Stored items
::::::::::
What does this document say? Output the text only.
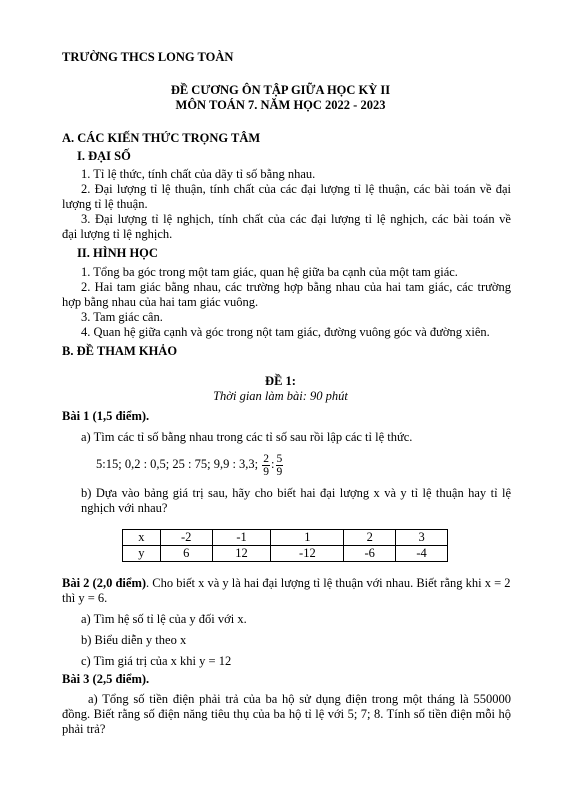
TRƯỜNG THCS LONG TOÀN
ĐỀ CƯƠNG ÔN TẬP GIỮA HỌC KỲ II
MÔN TOÁN 7. NĂM HỌC 2022 - 2023
A. CÁC KIẾN THỨC TRỌNG TÂM
I. ĐẠI SỐ
1. Tỉ lệ thức, tính chất của dãy tỉ số bằng nhau.
2. Đại lượng tỉ lệ thuận, tính chất của các đại lượng tỉ lệ thuận, các bài toán về đại
lượng tỉ lệ thuận.
3. Đại lượng tỉ lệ nghịch, tính chất của các đại lượng tỉ lệ nghịch, các bài toán về
đại lượng tỉ lệ nghịch.
II. HÌNH HỌC
1. Tổng ba góc trong một tam giác, quan hệ giữa ba cạnh của một tam giác.
2. Hai tam giác bằng nhau, các trường hợp bằng nhau của hai tam giác, các trường
hợp bằng nhau của hai tam giác vuông.
3. Tam giác cân.
4. Quan hệ giữa cạnh và góc trong nột tam giác, đường vuông góc và đường xiên.
B. ĐỀ THAM KHẢO
ĐỀ 1:
Thời gian làm bài: 90 phút
Bài 1 (1,5 điểm).
a) Tìm các tỉ số bằng nhau trong các tỉ số sau rồi lập các tỉ lệ thức.
5:15; 0,2 : 0,5; 25 : 75; 9,9 : 3,3; $\frac{2}{9}$ : $\frac{5}{9}$
b) Dựa vào bảng giá trị sau, hãy cho biết hai đại lượng x và y tỉ lệ thuận hay tỉ lệ
nghịch với nhau?
x	-2	-1	1	2	3
y	6	12	-12	-6	-4
Bài 2 (2,0 điểm). Cho biết x và y là hai đại lượng tỉ lệ thuận với nhau. Biết rằng khi x = 2
thì y = 6.
a) Tìm hệ số tỉ lệ của y đối với x.
b) Biểu diễn y theo x
c) Tìm giá trị của x khi y = 12
Bài 3 (2,5 điểm).
a) Tổng số tiền điện phải trả của ba hộ sử dụng điện trong một tháng là 550000
đồng. Biết rằng số điện năng tiêu thụ của ba hộ tỉ lệ với 5; 7; 8. Tính số tiền điện mỗi hộ
phải trả?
::::::::::
*Exercise description*:
Locate all lines holding the word "tiền", then copy them out.

*Answer*:
a) Tổng số tiền điện phải trả của ba hộ sử dụng điện trong một tháng là 550000
đồng. Biết rằng số điện năng tiêu thụ của ba hộ tỉ lệ với 5; 7; 8. Tính số tiền điện mỗi hộ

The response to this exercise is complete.